— start —

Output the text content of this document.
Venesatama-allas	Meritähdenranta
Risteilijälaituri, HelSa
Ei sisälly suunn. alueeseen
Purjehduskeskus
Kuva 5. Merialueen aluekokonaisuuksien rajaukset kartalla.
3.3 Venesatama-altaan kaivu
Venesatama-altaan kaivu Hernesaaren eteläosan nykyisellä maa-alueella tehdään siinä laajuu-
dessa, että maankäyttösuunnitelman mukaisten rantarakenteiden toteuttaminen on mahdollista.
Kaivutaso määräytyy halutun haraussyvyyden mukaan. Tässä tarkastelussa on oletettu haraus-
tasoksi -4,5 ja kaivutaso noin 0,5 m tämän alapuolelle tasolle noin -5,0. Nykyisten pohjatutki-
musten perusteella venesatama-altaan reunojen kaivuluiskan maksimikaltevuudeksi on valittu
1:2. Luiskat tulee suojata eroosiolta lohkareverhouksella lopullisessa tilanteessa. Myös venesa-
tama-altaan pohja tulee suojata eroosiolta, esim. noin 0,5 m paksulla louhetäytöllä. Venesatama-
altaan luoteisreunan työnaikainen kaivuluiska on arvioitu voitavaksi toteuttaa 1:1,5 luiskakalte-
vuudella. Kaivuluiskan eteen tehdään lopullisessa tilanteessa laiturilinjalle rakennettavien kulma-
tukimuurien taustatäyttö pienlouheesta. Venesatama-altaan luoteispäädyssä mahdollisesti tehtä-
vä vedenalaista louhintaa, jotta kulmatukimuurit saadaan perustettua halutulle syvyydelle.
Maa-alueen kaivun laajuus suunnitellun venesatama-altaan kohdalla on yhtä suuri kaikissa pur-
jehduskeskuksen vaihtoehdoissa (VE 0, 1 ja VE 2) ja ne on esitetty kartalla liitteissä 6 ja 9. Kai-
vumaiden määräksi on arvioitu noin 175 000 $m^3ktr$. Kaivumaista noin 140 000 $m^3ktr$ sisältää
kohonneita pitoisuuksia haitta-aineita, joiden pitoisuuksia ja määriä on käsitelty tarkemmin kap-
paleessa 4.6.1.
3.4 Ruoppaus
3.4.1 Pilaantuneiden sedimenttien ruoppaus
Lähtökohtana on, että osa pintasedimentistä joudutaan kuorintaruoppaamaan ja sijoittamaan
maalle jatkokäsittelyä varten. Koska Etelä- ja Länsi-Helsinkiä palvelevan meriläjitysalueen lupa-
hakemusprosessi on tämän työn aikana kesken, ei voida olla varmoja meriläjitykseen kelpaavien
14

— end —

▸ **Task brief**:
Give all the entries again exactly; leave none out.

▸ **Output**:
Output the text content of this document.
Venesatama-allas	Meritähdenranta
Risteilijälaituri, HelSa
Ei sisälly suunn. alueeseen
Purjehduskeskus
Kuva 5. Merialueen aluekokonaisuuksien rajaukset kartalla.
3.3 Venesatama-altaan kaivu
Venesatama-altaan kaivu Hernesaaren eteläosan nykyisellä maa-alueella tehdään siinä laajuu-
dessa, että maankäyttösuunnitelman mukaisten rantarakenteiden toteuttaminen on mahdollista.
Kaivutaso määräytyy halutun haraussyvyyden mukaan. Tässä tarkastelussa on oletettu haraus-
tasoksi -4,5 ja kaivutaso noin 0,5 m tämän alapuolelle tasolle noin -5,0. Nykyisten pohjatutki-
musten perusteella venesatama-altaan reunojen kaivuluiskan maksimikaltevuudeksi on valittu
1:2. Luiskat tulee suojata eroosiolta lohkareverhouksella lopullisessa tilanteessa. Myös venesa-
tama-altaan pohja tulee suojata eroosiolta, esim. noin 0,5 m paksulla louhetäytöllä. Venesatama-
altaan luoteisreunan työnaikainen kaivuluiska on arvioitu voitavaksi toteuttaa 1:1,5 luiskakalte-
vuudella. Kaivuluiskan eteen tehdään lopullisessa tilanteessa laiturilinjalle rakennettavien kulma-
tukimuurien taustatäyttö pienlouheesta. Venesatama-altaan luoteispäädyssä mahdollisesti tehtä-
vä vedenalaista louhintaa, jotta kulmatukimuurit saadaan perustettua halutulle syvyydelle.
Maa-alueen kaivun laajuus suunnitellun venesatama-altaan kohdalla on yhtä suuri kaikissa pur-
jehduskeskuksen vaihtoehdoissa (VE 0, 1 ja VE 2) ja ne on esitetty kartalla liitteissä 6 ja 9. Kai-
vumaiden määräksi on arvioitu noin 175 000 $m^3ktr$. Kaivumaista noin 140 000 $m^3ktr$ sisältää
kohonneita pitoisuuksia haitta-aineita, joiden pitoisuuksia ja määriä on käsitelty tarkemmin kap-
paleessa 4.6.1.
3.4 Ruoppaus
3.4.1 Pilaantuneiden sedimenttien ruoppaus
Lähtökohtana on, että osa pintasedimentistä joudutaan kuorintaruoppaamaan ja sijoittamaan
maalle jatkokäsittelyä varten. Koska Etelä- ja Länsi-Helsinkiä palvelevan meriläjitysalueen lupa-
hakemusprosessi on tämän työn aikana kesken, ei voida olla varmoja meriläjitykseen kelpaavien
14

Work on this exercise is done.